* [Problem requirements]: Reproduce everything from the line containing "chibi-watermark bbox=[568, 898, 708, 1028]" down to the end of the records, swapping "speech-line" for "dialogue-line" and keeping all else the same.

** Begin Entries supplied **

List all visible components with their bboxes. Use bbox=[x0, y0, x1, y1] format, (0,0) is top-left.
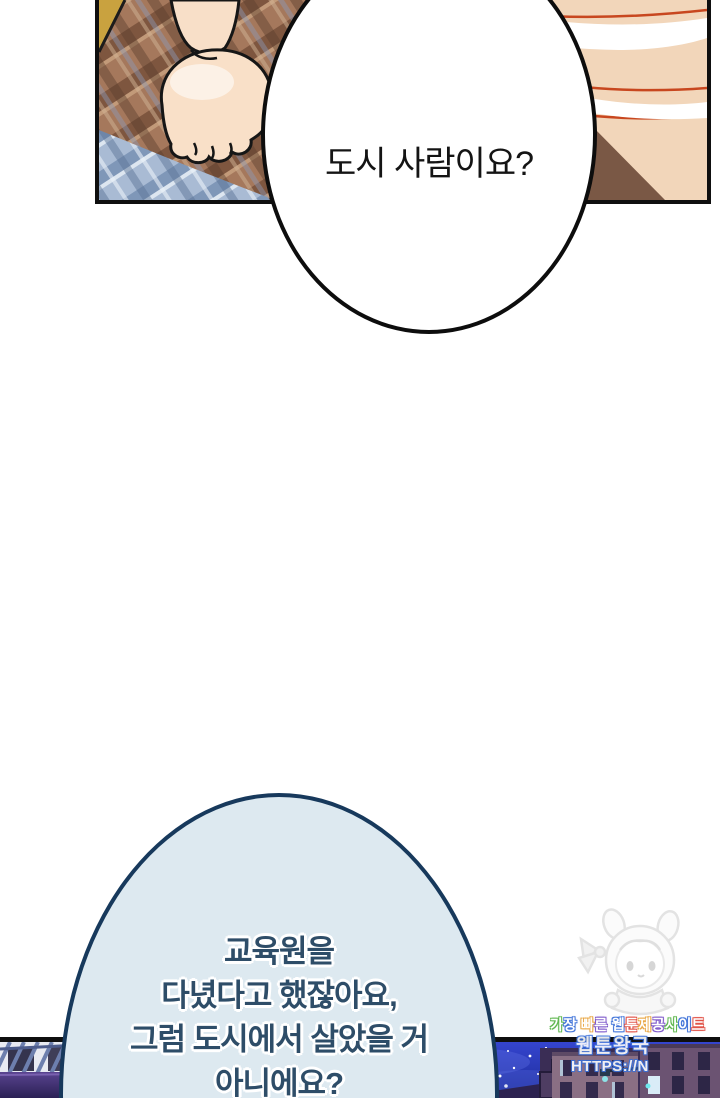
chibi-watermark bbox=[568, 898, 708, 1028]
speech-text: 교육원을 다녔다고 했잖아요, 그럼 도시에서 살았을 거 아니에요? bbox=[63, 930, 495, 1098]
webtoon-page: 도시 사람이요? bbox=[0, 0, 720, 1098]
speech-line: 아니에요? bbox=[63, 1062, 495, 1098]
speech-line: 그럼 도시에서 살았을 거 bbox=[63, 1018, 495, 1062]
speech-bubble-city-person: 도시 사람이요? bbox=[261, 0, 597, 334]
speech-line: 교육원을 bbox=[63, 930, 495, 974]
street-lamp-glow bbox=[602, 1076, 608, 1082]
watermark-line-2: 웹툰왕국 bbox=[576, 1037, 718, 1056]
watermark-line-1: 가장 빠른 웹툰제공사이트 bbox=[550, 1019, 718, 1034]
watermark-line-3: HTTPS://N bbox=[571, 1059, 718, 1074]
speech-bubble-education: 교육원을 다녔다고 했잖아요, 그럼 도시에서 살았을 거 아니에요? bbox=[59, 793, 499, 1098]
speech-line: 다녔다고 했잖아요, bbox=[63, 974, 495, 1018]
watermark-text: 가장 빠른 웹툰제공사이트 웹툰왕국 HTTPS://N bbox=[550, 1019, 718, 1074]
speech-text: 도시 사람이요? bbox=[265, 136, 593, 185]
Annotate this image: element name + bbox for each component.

** End Entries supplied **

* [Written answer]:
chibi-watermark bbox=[568, 898, 708, 1028]
speech-text: 교육원을 다녔다고 했잖아요, 그럼 도시에서 살았을 거 아니에요? bbox=[63, 930, 495, 1098]
webtoon-page: 도시 사람이요? bbox=[0, 0, 720, 1098]
dialogue-line: 아니에요? bbox=[63, 1062, 495, 1098]
dialogue-line: 그럼 도시에서 살았을 거 bbox=[63, 1018, 495, 1062]
speech-bubble-city-person: 도시 사람이요? bbox=[261, 0, 597, 334]
dialogue-line: 교육원을 bbox=[63, 930, 495, 974]
street-lamp-glow bbox=[602, 1076, 608, 1082]
watermark-line-2: 웹툰왕국 bbox=[576, 1037, 718, 1056]
watermark-line-1: 가장 빠른 웹툰제공사이트 bbox=[550, 1019, 718, 1034]
watermark-line-3: HTTPS://N bbox=[571, 1059, 718, 1074]
speech-bubble-education: 교육원을 다녔다고 했잖아요, 그럼 도시에서 살았을 거 아니에요? bbox=[59, 793, 499, 1098]
dialogue-line: 다녔다고 했잖아요, bbox=[63, 974, 495, 1018]
watermark-text: 가장 빠른 웹툰제공사이트 웹툰왕국 HTTPS://N bbox=[550, 1019, 718, 1074]
speech-text: 도시 사람이요? bbox=[265, 136, 593, 185]
Annotate this image: element name + bbox for each component.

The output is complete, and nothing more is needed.